Record list:
········
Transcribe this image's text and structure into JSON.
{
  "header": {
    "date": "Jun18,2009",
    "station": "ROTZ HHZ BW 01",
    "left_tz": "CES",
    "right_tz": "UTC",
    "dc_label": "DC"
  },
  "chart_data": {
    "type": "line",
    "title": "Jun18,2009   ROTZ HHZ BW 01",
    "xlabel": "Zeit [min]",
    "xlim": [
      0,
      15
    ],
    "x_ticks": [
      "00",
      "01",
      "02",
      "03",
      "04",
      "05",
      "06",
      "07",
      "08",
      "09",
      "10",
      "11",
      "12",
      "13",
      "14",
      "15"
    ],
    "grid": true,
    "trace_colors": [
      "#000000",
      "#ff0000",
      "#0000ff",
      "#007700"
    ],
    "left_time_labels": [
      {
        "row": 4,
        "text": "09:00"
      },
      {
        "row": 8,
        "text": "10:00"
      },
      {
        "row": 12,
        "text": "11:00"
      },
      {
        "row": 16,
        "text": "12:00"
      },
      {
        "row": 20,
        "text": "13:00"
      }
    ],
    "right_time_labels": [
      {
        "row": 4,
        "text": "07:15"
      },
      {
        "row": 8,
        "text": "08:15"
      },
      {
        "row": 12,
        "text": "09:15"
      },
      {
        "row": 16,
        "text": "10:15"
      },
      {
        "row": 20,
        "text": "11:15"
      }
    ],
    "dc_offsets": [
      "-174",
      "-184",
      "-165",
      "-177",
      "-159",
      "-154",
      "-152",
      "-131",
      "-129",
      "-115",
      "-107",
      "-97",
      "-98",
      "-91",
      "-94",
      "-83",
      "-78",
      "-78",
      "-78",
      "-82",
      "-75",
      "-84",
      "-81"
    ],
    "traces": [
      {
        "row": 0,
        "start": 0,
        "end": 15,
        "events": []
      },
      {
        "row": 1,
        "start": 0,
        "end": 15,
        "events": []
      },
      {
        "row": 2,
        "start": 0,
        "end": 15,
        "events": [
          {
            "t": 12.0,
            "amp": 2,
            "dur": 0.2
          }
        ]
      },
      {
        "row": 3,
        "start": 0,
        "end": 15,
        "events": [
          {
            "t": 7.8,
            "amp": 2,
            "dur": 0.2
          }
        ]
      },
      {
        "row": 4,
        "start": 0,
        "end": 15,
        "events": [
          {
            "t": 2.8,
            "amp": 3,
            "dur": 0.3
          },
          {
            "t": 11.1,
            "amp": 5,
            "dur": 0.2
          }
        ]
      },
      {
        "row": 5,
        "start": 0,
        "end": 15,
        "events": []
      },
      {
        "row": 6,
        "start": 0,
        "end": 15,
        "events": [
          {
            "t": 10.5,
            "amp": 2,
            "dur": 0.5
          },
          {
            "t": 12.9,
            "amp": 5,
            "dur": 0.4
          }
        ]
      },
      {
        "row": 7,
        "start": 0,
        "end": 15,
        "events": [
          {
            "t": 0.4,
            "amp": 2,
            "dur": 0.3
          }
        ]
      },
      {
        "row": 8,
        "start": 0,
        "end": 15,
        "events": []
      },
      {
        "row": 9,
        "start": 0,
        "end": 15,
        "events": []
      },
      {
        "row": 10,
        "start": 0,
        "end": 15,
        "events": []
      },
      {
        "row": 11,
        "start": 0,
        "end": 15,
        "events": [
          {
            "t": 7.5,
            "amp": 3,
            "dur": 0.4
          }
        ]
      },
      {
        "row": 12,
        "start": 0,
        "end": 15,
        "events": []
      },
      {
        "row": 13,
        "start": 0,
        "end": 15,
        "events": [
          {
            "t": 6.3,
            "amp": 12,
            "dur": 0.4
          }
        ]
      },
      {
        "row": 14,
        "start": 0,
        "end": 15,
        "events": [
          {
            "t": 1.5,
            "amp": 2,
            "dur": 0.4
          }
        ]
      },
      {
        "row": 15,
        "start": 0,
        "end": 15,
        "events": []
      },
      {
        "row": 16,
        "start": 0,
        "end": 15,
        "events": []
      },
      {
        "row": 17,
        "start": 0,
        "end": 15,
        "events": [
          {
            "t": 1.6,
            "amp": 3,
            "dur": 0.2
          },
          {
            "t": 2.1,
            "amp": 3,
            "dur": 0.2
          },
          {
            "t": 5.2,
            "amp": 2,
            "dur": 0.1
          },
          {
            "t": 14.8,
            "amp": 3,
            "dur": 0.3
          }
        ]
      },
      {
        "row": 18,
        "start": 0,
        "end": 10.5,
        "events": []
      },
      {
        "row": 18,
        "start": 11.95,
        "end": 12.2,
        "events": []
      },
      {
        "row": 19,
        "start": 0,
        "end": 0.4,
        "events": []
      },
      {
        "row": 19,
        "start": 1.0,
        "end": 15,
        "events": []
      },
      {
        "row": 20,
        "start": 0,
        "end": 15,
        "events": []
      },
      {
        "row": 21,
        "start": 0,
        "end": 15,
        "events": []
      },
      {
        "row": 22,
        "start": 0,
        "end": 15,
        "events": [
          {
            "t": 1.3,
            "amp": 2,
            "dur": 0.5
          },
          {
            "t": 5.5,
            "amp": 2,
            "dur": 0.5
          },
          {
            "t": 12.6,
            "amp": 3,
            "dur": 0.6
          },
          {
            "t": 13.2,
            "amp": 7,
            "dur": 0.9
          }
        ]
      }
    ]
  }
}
········
Your objective:
Each record above must be given again exactly.

Written answer:
Transcribe this image's text and structure into JSON.
{
  "header": {
    "date": "Jun18,2009",
    "station": "ROTZ HHZ BW 01",
    "left_tz": "CES",
    "right_tz": "UTC",
    "dc_label": "DC"
  },
  "chart_data": {
    "type": "line",
    "title": "Jun18,2009   ROTZ HHZ BW 01",
    "xlabel": "Zeit [min]",
    "xlim": [
      0,
      15
    ],
    "x_ticks": [
      "00",
      "01",
      "02",
      "03",
      "04",
      "05",
      "06",
      "07",
      "08",
      "09",
      "10",
      "11",
      "12",
      "13",
      "14",
      "15"
    ],
    "grid": true,
    "trace_colors": [
      "#000000",
      "#ff0000",
      "#0000ff",
      "#007700"
    ],
    "left_time_labels": [
      {
        "row": 4,
        "text": "09:00"
      },
      {
        "row": 8,
        "text": "10:00"
      },
      {
        "row": 12,
        "text": "11:00"
      },
      {
        "row": 16,
        "text": "12:00"
      },
      {
        "row": 20,
        "text": "13:00"
      }
    ],
    "right_time_labels": [
      {
        "row": 4,
        "text": "07:15"
      },
      {
        "row": 8,
        "text": "08:15"
      },
      {
        "row": 12,
        "text": "09:15"
      },
      {
        "row": 16,
        "text": "10:15"
      },
      {
        "row": 20,
        "text": "11:15"
      }
    ],
    "dc_offsets": [
      "-174",
      "-184",
      "-165",
      "-177",
      "-159",
      "-154",
      "-152",
      "-131",
      "-129",
      "-115",
      "-107",
      "-97",
      "-98",
      "-91",
      "-94",
      "-83",
      "-78",
      "-78",
      "-78",
      "-82",
      "-75",
      "-84",
      "-81"
    ],
    "traces": [
      {
        "row": 0,
        "start": 0,
        "end": 15,
        "events": []
      },
      {
        "row": 1,
        "start": 0,
        "end": 15,
        "events": []
      },
      {
        "row": 2,
        "start": 0,
        "end": 15,
        "events": [
          {
            "t": 12.0,
            "amp": 2,
            "dur": 0.2
          }
        ]
      },
      {
        "row": 3,
        "start": 0,
        "end": 15,
        "events": [
          {
            "t": 7.8,
            "amp": 2,
            "dur": 0.2
          }
        ]
      },
      {
        "row": 4,
        "start": 0,
        "end": 15,
        "events": [
          {
            "t": 2.8,
            "amp": 3,
            "dur": 0.3
          },
          {
            "t": 11.1,
            "amp": 5,
            "dur": 0.2
          }
        ]
      },
      {
        "row": 5,
        "start": 0,
        "end": 15,
        "events": []
      },
      {
        "row": 6,
        "start": 0,
        "end": 15,
        "events": [
          {
            "t": 10.5,
            "amp": 2,
            "dur": 0.5
          },
          {
            "t": 12.9,
            "amp": 5,
            "dur": 0.4
          }
        ]
      },
      {
        "row": 7,
        "start": 0,
        "end": 15,
        "events": [
          {
            "t": 0.4,
            "amp": 2,
            "dur": 0.3
          }
        ]
      },
      {
        "row": 8,
        "start": 0,
        "end": 15,
        "events": []
      },
      {
        "row": 9,
        "start": 0,
        "end": 15,
        "events": []
      },
      {
        "row": 10,
        "start": 0,
        "end": 15,
        "events": []
      },
      {
        "row": 11,
        "start": 0,
        "end": 15,
        "events": [
          {
            "t": 7.5,
            "amp": 3,
            "dur": 0.4
          }
        ]
      },
      {
        "row": 12,
        "start": 0,
        "end": 15,
        "events": []
      },
      {
        "row": 13,
        "start": 0,
        "end": 15,
        "events": [
          {
            "t": 6.3,
            "amp": 12,
            "dur": 0.4
          }
        ]
      },
      {
        "row": 14,
        "start": 0,
        "end": 15,
        "events": [
          {
            "t": 1.5,
            "amp": 2,
            "dur": 0.4
          }
        ]
      },
      {
        "row": 15,
        "start": 0,
        "end": 15,
        "events": []
      },
      {
        "row": 16,
        "start": 0,
        "end": 15,
        "events": []
      },
      {
        "row": 17,
        "start": 0,
        "end": 15,
        "events": [
          {
            "t": 1.6,
            "amp": 3,
            "dur": 0.2
          },
          {
            "t": 2.1,
            "amp": 3,
            "dur": 0.2
          },
          {
            "t": 5.2,
            "amp": 2,
            "dur": 0.1
          },
          {
            "t": 14.8,
            "amp": 3,
            "dur": 0.3
          }
        ]
      },
      {
        "row": 18,
        "start": 0,
        "end": 10.5,
        "events": []
      },
      {
        "row": 18,
        "start": 11.95,
        "end": 12.2,
        "events": []
      },
      {
        "row": 19,
        "start": 0,
        "end": 0.4,
        "events": []
      },
      {
        "row": 19,
        "start": 1.0,
        "end": 15,
        "events": []
      },
      {
        "row": 20,
        "start": 0,
        "end": 15,
        "events": []
      },
      {
        "row": 21,
        "start": 0,
        "end": 15,
        "events": []
      },
      {
        "row": 22,
        "start": 0,
        "end": 15,
        "events": [
          {
            "t": 1.3,
            "amp": 2,
            "dur": 0.5
          },
          {
            "t": 5.5,
            "amp": 2,
            "dur": 0.5
          },
          {
            "t": 12.6,
            "amp": 3,
            "dur": 0.6
          },
          {
            "t": 13.2,
            "amp": 7,
            "dur": 0.9
          }
        ]
      }
    ]
  }
}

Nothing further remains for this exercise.